SET EXERCISE
Print the data that follows exactly.

THE RECORDS
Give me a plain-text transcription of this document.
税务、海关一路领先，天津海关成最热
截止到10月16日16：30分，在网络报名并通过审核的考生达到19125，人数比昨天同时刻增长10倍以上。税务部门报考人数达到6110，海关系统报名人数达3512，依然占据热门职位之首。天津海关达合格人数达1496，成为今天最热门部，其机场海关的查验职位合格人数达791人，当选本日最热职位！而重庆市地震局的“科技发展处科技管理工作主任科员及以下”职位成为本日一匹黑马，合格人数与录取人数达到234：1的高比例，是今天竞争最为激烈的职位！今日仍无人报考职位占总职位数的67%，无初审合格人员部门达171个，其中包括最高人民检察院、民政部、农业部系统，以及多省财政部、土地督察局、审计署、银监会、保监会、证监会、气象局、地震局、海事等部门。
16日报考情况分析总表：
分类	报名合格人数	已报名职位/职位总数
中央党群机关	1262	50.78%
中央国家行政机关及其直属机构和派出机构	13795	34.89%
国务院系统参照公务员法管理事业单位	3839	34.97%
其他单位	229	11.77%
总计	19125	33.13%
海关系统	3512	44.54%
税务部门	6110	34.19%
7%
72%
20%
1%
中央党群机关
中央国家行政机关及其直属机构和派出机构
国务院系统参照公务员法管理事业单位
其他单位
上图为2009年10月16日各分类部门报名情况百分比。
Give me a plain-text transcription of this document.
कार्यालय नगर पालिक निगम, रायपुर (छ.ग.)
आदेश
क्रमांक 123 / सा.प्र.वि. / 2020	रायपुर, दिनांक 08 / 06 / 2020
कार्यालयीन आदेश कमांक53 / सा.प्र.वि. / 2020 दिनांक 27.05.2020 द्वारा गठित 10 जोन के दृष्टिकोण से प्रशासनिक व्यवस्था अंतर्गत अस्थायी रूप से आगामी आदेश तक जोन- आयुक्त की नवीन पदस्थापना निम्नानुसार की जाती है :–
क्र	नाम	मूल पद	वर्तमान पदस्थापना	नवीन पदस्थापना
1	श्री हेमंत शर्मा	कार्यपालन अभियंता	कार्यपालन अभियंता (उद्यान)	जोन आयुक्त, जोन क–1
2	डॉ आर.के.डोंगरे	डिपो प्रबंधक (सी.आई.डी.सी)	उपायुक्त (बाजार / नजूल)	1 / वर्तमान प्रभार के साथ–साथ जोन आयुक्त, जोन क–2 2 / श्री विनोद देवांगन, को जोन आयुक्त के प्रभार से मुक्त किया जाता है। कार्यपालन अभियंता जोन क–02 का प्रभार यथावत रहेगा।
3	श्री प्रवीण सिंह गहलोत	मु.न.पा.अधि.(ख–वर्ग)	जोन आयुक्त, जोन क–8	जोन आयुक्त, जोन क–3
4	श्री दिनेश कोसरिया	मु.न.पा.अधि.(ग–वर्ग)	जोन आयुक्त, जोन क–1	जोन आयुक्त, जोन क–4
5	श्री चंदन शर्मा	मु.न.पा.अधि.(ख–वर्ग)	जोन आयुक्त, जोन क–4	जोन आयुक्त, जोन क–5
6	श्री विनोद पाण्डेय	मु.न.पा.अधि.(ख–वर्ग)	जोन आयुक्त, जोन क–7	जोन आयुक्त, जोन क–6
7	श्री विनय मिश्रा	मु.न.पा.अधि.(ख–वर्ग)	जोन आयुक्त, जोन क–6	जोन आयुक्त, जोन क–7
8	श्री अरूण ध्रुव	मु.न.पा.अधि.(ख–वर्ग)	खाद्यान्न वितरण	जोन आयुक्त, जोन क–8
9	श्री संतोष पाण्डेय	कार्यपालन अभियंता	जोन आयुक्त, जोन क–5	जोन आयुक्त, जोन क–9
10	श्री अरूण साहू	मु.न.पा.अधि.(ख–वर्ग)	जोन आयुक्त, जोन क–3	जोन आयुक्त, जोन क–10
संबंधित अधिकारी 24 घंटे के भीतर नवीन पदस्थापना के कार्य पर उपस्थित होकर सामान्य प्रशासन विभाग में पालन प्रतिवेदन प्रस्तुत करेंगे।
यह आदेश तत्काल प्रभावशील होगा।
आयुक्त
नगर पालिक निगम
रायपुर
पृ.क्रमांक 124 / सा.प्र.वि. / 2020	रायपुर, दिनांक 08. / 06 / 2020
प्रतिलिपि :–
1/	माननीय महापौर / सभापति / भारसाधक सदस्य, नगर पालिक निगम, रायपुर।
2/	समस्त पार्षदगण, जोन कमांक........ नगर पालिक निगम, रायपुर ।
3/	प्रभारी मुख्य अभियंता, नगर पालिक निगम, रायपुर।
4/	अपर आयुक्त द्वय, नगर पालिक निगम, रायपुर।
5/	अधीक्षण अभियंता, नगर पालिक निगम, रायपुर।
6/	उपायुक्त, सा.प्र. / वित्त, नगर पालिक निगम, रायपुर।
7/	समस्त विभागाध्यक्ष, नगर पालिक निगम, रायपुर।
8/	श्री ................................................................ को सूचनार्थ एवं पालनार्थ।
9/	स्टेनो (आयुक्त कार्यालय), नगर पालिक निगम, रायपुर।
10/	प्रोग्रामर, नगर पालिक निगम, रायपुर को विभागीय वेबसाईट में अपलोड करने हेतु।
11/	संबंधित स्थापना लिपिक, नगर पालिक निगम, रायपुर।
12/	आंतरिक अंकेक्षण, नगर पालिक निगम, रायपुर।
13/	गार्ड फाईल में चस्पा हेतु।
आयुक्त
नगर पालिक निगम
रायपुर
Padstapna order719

ANSWER FOR THE TASK
Give me a plain-text transcription of this document.
税务、海关一路领先，天津海关成最热
截止到10月16日16：30分，在网络报名并通过审核的考生达到19125，人数比昨天同时刻增长10倍以上。税务部门报考人数达到6110，海关系统报名人数达3512，依然占据热门职位之首。天津海关达合格人数达1496，成为今天最热门部，其机场海关的查验职位合格人数达791人，当选本日最热职位！而重庆市地震局的“科技发展处科技管理工作主任科员及以下”职位成为本日一匹黑马，合格人数与录取人数达到234：1的高比例，是今天竞争最为激烈的职位！今日仍无人报考职位占总职位数的67%，无初审合格人员部门达171个，其中包括最高人民检察院、民政部、农业部系统，以及多省财政部、土地督察局、审计署、银监会、保监会、证监会、气象局、地震局、海事等部门。
16日报考情况分析总表：
分类	报名合格人数	已报名职位/职位总数
中央党群机关	1262	50.78%
中央国家行政机关及其直属机构和派出机构	13795	34.89%
国务院系统参照公务员法管理事业单位	3839	34.97%
其他单位	229	11.77%
总计	19125	33.13%
海关系统	3512	44.54%
税务部门	6110	34.19%
7%
72%
20%
1%
中央党群机关
中央国家行政机关及其直属机构和派出机构
国务院系统参照公务员法管理事业单位
其他单位
上图为2009年10月16日各分类部门报名情况百分比。
Give me a plain-text transcription of this document.
कार्यालय नगर पालिक निगम, रायपुर (छ.ग.)
आदेश
क्रमांक 123 / सा.प्र.वि. / 2020	रायपुर, दिनांक 08 / 06 / 2020
कार्यालयीन आदेश कमांक53 / सा.प्र.वि. / 2020 दिनांक 27.05.2020 द्वारा गठित 10 जोन के दृष्टिकोण से प्रशासनिक व्यवस्था अंतर्गत अस्थायी रूप से आगामी आदेश तक जोन- आयुक्त की नवीन पदस्थापना निम्नानुसार की जाती है :–
क्र	नाम	मूल पद	वर्तमान पदस्थापना	नवीन पदस्थापना
1	श्री हेमंत शर्मा	कार्यपालन अभियंता	कार्यपालन अभियंता (उद्यान)	जोन आयुक्त, जोन क–1
2	डॉ आर.के.डोंगरे	डिपो प्रबंधक (सी.आई.डी.सी)	उपायुक्त (बाजार / नजूल)	1 / वर्तमान प्रभार के साथ–साथ जोन आयुक्त, जोन क–2 2 / श्री विनोद देवांगन, को जोन आयुक्त के प्रभार से मुक्त किया जाता है। कार्यपालन अभियंता जोन क–02 का प्रभार यथावत रहेगा।
3	श्री प्रवीण सिंह गहलोत	मु.न.पा.अधि.(ख–वर्ग)	जोन आयुक्त, जोन क–8	जोन आयुक्त, जोन क–3
4	श्री दिनेश कोसरिया	मु.न.पा.अधि.(ग–वर्ग)	जोन आयुक्त, जोन क–1	जोन आयुक्त, जोन क–4
5	श्री चंदन शर्मा	मु.न.पा.अधि.(ख–वर्ग)	जोन आयुक्त, जोन क–4	जोन आयुक्त, जोन क–5
6	श्री विनोद पाण्डेय	मु.न.पा.अधि.(ख–वर्ग)	जोन आयुक्त, जोन क–7	जोन आयुक्त, जोन क–6
7	श्री विनय मिश्रा	मु.न.पा.अधि.(ख–वर्ग)	जोन आयुक्त, जोन क–6	जोन आयुक्त, जोन क–7
8	श्री अरूण ध्रुव	मु.न.पा.अधि.(ख–वर्ग)	खाद्यान्न वितरण	जोन आयुक्त, जोन क–8
9	श्री संतोष पाण्डेय	कार्यपालन अभियंता	जोन आयुक्त, जोन क–5	जोन आयुक्त, जोन क–9
10	श्री अरूण साहू	मु.न.पा.अधि.(ख–वर्ग)	जोन आयुक्त, जोन क–3	जोन आयुक्त, जोन क–10
संबंधित अधिकारी 24 घंटे के भीतर नवीन पदस्थापना के कार्य पर उपस्थित होकर सामान्य प्रशासन विभाग में पालन प्रतिवेदन प्रस्तुत करेंगे।
यह आदेश तत्काल प्रभावशील होगा।
आयुक्त
नगर पालिक निगम
रायपुर
पृ.क्रमांक 124 / सा.प्र.वि. / 2020	रायपुर, दिनांक 08. / 06 / 2020
प्रतिलिपि :–
1/	माननीय महापौर / सभापति / भारसाधक सदस्य, नगर पालिक निगम, रायपुर।
2/	समस्त पार्षदगण, जोन कमांक........ नगर पालिक निगम, रायपुर ।
3/	प्रभारी मुख्य अभियंता, नगर पालिक निगम, रायपुर।
4/	अपर आयुक्त द्वय, नगर पालिक निगम, रायपुर।
5/	अधीक्षण अभियंता, नगर पालिक निगम, रायपुर।
6/	उपायुक्त, सा.प्र. / वित्त, नगर पालिक निगम, रायपुर।
7/	समस्त विभागाध्यक्ष, नगर पालिक निगम, रायपुर।
8/	श्री ................................................................ को सूचनार्थ एवं पालनार्थ।
9/	स्टेनो (आयुक्त कार्यालय), नगर पालिक निगम, रायपुर।
10/	प्रोग्रामर, नगर पालिक निगम, रायपुर को विभागीय वेबसाईट में अपलोड करने हेतु।
11/	संबंधित स्थापना लिपिक, नगर पालिक निगम, रायपुर।
12/	आंतरिक अंकेक्षण, नगर पालिक निगम, रायपुर।
13/	गार्ड फाईल में चस्पा हेतु।
आयुक्त
नगर पालिक निगम
रायपुर
Padstapna order719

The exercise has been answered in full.